▸ **Supplied entries**

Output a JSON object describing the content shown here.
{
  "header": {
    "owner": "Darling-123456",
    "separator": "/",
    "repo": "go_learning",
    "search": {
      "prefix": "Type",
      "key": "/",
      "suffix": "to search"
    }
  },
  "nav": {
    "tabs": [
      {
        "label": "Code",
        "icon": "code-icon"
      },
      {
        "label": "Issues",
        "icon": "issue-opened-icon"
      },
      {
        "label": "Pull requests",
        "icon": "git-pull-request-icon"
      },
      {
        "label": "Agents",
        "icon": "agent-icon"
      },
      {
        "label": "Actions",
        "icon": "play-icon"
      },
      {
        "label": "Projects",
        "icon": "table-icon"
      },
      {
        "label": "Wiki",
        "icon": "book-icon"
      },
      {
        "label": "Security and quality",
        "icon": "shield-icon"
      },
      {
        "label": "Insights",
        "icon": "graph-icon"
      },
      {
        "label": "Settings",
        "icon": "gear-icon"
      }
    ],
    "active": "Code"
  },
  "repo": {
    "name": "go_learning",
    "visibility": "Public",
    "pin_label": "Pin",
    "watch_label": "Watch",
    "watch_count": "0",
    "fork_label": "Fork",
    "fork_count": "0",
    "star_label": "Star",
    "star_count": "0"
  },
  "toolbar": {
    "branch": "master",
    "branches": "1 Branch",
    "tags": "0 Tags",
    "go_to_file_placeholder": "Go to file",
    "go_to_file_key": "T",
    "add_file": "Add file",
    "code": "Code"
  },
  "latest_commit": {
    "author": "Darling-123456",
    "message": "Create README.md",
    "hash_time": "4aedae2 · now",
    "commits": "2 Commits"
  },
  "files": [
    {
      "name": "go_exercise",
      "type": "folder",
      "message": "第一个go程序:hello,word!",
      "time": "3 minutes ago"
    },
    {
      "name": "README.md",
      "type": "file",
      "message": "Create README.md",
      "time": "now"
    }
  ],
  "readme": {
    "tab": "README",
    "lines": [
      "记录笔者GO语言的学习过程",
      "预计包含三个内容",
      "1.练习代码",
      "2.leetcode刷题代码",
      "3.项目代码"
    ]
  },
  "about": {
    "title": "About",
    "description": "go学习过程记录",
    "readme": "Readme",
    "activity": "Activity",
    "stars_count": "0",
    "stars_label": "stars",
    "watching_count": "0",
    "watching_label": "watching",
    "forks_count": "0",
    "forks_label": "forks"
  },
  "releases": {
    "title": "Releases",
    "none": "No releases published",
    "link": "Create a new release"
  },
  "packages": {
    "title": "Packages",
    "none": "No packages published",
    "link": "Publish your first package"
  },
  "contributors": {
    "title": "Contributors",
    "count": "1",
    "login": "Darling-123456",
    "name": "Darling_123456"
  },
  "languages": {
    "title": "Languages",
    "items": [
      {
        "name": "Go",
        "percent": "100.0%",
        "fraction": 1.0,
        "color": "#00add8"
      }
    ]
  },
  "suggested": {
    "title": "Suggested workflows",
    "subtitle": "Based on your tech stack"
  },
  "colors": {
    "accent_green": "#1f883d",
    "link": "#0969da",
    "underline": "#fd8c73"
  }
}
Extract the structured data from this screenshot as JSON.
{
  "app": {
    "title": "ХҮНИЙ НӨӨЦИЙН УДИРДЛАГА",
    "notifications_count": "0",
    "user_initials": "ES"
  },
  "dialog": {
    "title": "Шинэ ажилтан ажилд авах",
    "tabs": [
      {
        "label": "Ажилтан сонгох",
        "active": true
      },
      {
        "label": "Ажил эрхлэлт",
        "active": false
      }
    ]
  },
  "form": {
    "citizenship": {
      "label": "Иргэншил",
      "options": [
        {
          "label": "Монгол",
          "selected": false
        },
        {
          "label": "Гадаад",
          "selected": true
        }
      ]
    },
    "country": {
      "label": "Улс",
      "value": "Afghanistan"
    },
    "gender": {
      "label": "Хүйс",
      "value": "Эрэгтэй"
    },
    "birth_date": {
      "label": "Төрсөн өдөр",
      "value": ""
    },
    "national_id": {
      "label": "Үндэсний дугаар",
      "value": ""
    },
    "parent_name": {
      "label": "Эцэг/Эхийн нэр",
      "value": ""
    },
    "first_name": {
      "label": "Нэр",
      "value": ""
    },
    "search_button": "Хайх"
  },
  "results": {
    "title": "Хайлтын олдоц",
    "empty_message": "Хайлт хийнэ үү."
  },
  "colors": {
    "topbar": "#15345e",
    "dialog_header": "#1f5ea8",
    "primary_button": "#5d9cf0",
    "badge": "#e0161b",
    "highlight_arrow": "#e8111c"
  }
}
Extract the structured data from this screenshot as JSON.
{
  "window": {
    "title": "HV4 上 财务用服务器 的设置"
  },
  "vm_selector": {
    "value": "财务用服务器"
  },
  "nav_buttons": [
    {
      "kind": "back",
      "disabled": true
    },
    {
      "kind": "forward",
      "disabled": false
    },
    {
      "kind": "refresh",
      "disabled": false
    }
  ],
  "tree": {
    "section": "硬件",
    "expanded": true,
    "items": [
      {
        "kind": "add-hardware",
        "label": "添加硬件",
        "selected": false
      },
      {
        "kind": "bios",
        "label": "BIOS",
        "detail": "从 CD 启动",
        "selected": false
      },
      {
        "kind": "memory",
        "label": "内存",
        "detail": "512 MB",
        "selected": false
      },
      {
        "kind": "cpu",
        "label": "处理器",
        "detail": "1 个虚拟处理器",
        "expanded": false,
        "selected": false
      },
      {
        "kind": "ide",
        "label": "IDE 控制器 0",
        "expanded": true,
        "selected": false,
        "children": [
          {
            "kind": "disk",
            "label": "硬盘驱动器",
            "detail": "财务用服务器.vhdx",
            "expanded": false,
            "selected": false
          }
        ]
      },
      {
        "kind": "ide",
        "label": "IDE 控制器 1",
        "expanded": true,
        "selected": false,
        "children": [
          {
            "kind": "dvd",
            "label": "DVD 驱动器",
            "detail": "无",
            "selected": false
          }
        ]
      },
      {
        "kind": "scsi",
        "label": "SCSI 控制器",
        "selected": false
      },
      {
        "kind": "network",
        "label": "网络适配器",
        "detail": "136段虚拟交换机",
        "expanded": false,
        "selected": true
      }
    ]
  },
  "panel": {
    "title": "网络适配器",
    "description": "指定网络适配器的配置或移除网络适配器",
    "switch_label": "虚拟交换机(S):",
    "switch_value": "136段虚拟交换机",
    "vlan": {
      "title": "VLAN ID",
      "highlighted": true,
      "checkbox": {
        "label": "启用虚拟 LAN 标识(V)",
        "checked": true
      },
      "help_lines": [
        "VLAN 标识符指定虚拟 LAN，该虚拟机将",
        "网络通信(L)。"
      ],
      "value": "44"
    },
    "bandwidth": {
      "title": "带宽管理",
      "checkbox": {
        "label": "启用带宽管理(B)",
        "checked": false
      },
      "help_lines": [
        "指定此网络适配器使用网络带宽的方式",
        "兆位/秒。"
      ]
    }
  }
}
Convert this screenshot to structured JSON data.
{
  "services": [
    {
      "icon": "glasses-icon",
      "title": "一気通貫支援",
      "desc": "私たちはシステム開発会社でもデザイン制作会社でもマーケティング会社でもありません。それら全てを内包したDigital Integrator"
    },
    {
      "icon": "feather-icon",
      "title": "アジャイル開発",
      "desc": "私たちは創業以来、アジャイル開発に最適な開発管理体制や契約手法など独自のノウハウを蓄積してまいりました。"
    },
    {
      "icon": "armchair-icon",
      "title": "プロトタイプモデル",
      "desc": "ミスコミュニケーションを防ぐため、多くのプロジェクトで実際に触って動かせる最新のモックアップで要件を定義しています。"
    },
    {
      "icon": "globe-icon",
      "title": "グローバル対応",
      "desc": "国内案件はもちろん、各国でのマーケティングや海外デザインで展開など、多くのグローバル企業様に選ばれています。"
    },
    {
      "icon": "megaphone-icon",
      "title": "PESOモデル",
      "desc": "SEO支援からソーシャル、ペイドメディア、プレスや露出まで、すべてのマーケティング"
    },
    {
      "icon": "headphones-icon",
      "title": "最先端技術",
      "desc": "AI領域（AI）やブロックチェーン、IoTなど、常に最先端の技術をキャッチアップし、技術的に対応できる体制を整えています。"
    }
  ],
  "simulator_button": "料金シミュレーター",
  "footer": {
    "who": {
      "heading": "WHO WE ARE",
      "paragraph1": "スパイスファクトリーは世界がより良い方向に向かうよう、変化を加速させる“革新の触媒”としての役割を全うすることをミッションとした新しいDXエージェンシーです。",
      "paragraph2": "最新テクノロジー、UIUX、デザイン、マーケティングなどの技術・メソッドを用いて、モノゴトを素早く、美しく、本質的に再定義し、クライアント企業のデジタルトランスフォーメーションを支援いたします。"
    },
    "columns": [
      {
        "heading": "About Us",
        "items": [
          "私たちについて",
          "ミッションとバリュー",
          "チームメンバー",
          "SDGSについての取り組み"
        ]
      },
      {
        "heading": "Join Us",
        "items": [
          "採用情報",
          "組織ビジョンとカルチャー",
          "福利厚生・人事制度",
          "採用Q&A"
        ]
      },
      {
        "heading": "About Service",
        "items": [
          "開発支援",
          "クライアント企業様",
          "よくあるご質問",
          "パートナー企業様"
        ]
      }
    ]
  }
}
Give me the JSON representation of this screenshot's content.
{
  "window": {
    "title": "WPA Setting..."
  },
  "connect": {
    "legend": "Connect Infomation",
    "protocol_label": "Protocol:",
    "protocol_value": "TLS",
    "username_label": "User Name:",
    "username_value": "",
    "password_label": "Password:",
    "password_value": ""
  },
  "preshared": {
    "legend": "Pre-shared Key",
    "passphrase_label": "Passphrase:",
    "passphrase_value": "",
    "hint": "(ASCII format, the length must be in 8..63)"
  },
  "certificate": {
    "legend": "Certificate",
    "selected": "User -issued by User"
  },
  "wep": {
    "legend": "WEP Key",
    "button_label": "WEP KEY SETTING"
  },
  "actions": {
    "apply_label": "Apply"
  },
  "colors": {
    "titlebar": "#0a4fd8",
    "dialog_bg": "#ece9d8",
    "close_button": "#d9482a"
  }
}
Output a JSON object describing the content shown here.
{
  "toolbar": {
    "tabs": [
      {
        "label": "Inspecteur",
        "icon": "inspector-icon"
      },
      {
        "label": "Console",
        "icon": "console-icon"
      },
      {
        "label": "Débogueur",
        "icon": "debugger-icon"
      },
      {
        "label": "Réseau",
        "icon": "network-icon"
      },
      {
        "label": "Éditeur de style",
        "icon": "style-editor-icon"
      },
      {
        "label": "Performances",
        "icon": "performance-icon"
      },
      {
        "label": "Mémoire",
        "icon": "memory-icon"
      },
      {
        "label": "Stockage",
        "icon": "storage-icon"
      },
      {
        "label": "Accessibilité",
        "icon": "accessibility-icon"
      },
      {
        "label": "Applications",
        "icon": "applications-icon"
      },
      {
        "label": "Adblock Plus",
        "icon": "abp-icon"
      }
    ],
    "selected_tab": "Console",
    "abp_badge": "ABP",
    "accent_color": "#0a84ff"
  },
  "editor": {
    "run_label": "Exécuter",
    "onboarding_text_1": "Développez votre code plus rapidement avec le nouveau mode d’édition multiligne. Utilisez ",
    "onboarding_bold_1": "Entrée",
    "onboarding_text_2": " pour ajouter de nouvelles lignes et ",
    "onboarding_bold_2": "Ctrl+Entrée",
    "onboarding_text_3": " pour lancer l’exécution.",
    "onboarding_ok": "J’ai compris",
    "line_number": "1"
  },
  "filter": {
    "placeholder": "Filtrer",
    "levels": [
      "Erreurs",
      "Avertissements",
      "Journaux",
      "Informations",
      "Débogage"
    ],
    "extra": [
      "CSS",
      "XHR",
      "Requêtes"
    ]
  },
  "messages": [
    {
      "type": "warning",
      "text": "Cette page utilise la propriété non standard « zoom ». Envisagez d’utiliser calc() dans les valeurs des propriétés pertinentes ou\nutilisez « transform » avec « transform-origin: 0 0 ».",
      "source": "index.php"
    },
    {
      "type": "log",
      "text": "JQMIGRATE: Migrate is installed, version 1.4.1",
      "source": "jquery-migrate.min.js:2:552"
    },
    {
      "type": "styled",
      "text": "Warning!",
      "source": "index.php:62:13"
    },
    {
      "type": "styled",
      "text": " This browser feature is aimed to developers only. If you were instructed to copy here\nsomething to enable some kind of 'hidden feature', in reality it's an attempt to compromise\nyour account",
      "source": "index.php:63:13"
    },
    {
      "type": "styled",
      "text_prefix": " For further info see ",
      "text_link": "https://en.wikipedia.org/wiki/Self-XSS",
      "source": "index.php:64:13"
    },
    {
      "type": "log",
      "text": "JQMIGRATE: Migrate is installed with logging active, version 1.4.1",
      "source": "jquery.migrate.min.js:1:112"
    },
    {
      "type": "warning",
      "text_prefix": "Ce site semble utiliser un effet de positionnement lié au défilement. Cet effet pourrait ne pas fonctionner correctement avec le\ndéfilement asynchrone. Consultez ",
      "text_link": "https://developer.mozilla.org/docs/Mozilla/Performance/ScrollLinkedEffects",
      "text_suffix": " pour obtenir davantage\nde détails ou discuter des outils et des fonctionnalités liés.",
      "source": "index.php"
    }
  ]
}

▸ **Direction**
Within the material above, find the lines that contain the word "Entrée"; copy them.

▸ **The response**
    "onboarding_bold_1": "Entrée",
    "onboarding_bold_2": "Ctrl+Entrée",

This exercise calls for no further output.